-- Start Task material --

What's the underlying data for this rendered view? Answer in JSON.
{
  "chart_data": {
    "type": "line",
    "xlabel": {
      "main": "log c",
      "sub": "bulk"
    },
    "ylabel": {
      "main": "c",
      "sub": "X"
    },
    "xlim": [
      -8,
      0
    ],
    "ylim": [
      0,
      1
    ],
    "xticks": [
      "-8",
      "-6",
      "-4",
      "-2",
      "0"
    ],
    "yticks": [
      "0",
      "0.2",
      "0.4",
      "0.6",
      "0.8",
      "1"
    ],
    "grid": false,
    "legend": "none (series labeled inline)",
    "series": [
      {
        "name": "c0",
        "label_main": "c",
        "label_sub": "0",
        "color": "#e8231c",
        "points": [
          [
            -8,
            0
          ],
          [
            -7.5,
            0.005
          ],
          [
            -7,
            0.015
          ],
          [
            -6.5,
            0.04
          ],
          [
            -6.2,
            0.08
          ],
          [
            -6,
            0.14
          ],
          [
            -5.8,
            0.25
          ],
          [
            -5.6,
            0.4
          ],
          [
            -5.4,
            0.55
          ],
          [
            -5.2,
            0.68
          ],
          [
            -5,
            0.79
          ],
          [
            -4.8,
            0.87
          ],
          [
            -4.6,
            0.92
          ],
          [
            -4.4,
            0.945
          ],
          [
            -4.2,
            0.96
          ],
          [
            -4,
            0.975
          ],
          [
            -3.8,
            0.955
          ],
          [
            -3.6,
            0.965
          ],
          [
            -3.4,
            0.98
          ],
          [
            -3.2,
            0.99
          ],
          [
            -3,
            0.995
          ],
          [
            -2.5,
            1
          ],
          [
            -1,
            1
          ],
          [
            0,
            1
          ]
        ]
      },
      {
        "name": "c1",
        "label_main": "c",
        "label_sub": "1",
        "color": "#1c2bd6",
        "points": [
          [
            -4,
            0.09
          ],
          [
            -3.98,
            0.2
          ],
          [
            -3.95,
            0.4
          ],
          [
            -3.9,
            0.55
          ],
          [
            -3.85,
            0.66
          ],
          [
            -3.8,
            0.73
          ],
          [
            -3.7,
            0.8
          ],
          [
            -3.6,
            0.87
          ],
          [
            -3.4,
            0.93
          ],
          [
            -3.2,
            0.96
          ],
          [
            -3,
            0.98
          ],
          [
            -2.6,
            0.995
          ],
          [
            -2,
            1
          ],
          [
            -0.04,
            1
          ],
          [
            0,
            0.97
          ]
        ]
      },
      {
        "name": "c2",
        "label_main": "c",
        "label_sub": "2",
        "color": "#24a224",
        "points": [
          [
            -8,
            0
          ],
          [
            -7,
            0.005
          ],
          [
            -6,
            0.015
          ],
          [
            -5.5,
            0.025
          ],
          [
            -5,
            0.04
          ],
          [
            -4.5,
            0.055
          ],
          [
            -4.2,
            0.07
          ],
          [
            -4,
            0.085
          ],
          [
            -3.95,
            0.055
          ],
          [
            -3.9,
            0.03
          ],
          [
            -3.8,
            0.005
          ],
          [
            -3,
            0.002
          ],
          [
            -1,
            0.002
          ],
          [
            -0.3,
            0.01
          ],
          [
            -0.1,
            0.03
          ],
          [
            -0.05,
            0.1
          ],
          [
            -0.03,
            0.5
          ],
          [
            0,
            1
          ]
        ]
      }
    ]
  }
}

-- End Task material --

# Your objective
Quote the whole listing above, leaving nothing out.

# Problem solution
What's the underlying data for this rendered view? Answer in JSON.
{
  "chart_data": {
    "type": "line",
    "xlabel": {
      "main": "log c",
      "sub": "bulk"
    },
    "ylabel": {
      "main": "c",
      "sub": "X"
    },
    "xlim": [
      -8,
      0
    ],
    "ylim": [
      0,
      1
    ],
    "xticks": [
      "-8",
      "-6",
      "-4",
      "-2",
      "0"
    ],
    "yticks": [
      "0",
      "0.2",
      "0.4",
      "0.6",
      "0.8",
      "1"
    ],
    "grid": false,
    "legend": "none (series labeled inline)",
    "series": [
      {
        "name": "c0",
        "label_main": "c",
        "label_sub": "0",
        "color": "#e8231c",
        "points": [
          [
            -8,
            0
          ],
          [
            -7.5,
            0.005
          ],
          [
            -7,
            0.015
          ],
          [
            -6.5,
            0.04
          ],
          [
            -6.2,
            0.08
          ],
          [
            -6,
            0.14
          ],
          [
            -5.8,
            0.25
          ],
          [
            -5.6,
            0.4
          ],
          [
            -5.4,
            0.55
          ],
          [
            -5.2,
            0.68
          ],
          [
            -5,
            0.79
          ],
          [
            -4.8,
            0.87
          ],
          [
            -4.6,
            0.92
          ],
          [
            -4.4,
            0.945
          ],
          [
            -4.2,
            0.96
          ],
          [
            -4,
            0.975
          ],
          [
            -3.8,
            0.955
          ],
          [
            -3.6,
            0.965
          ],
          [
            -3.4,
            0.98
          ],
          [
            -3.2,
            0.99
          ],
          [
            -3,
            0.995
          ],
          [
            -2.5,
            1
          ],
          [
            -1,
            1
          ],
          [
            0,
            1
          ]
        ]
      },
      {
        "name": "c1",
        "label_main": "c",
        "label_sub": "1",
        "color": "#1c2bd6",
        "points": [
          [
            -4,
            0.09
          ],
          [
            -3.98,
            0.2
          ],
          [
            -3.95,
            0.4
          ],
          [
            -3.9,
            0.55
          ],
          [
            -3.85,
            0.66
          ],
          [
            -3.8,
            0.73
          ],
          [
            -3.7,
            0.8
          ],
          [
            -3.6,
            0.87
          ],
          [
            -3.4,
            0.93
          ],
          [
            -3.2,
            0.96
          ],
          [
            -3,
            0.98
          ],
          [
            -2.6,
            0.995
          ],
          [
            -2,
            1
          ],
          [
            -0.04,
            1
          ],
          [
            0,
            0.97
          ]
        ]
      },
      {
        "name": "c2",
        "label_main": "c",
        "label_sub": "2",
        "color": "#24a224",
        "points": [
          [
            -8,
            0
          ],
          [
            -7,
            0.005
          ],
          [
            -6,
            0.015
          ],
          [
            -5.5,
            0.025
          ],
          [
            -5,
            0.04
          ],
          [
            -4.5,
            0.055
          ],
          [
            -4.2,
            0.07
          ],
          [
            -4,
            0.085
          ],
          [
            -3.95,
            0.055
          ],
          [
            -3.9,
            0.03
          ],
          [
            -3.8,
            0.005
          ],
          [
            -3,
            0.002
          ],
          [
            -1,
            0.002
          ],
          [
            -0.3,
            0.01
          ],
          [
            -0.1,
            0.03
          ],
          [
            -0.05,
            0.1
          ],
          [
            -0.03,
            0.5
          ],
          [
            0,
            1
          ]
        ]
      }
    ]
  }
}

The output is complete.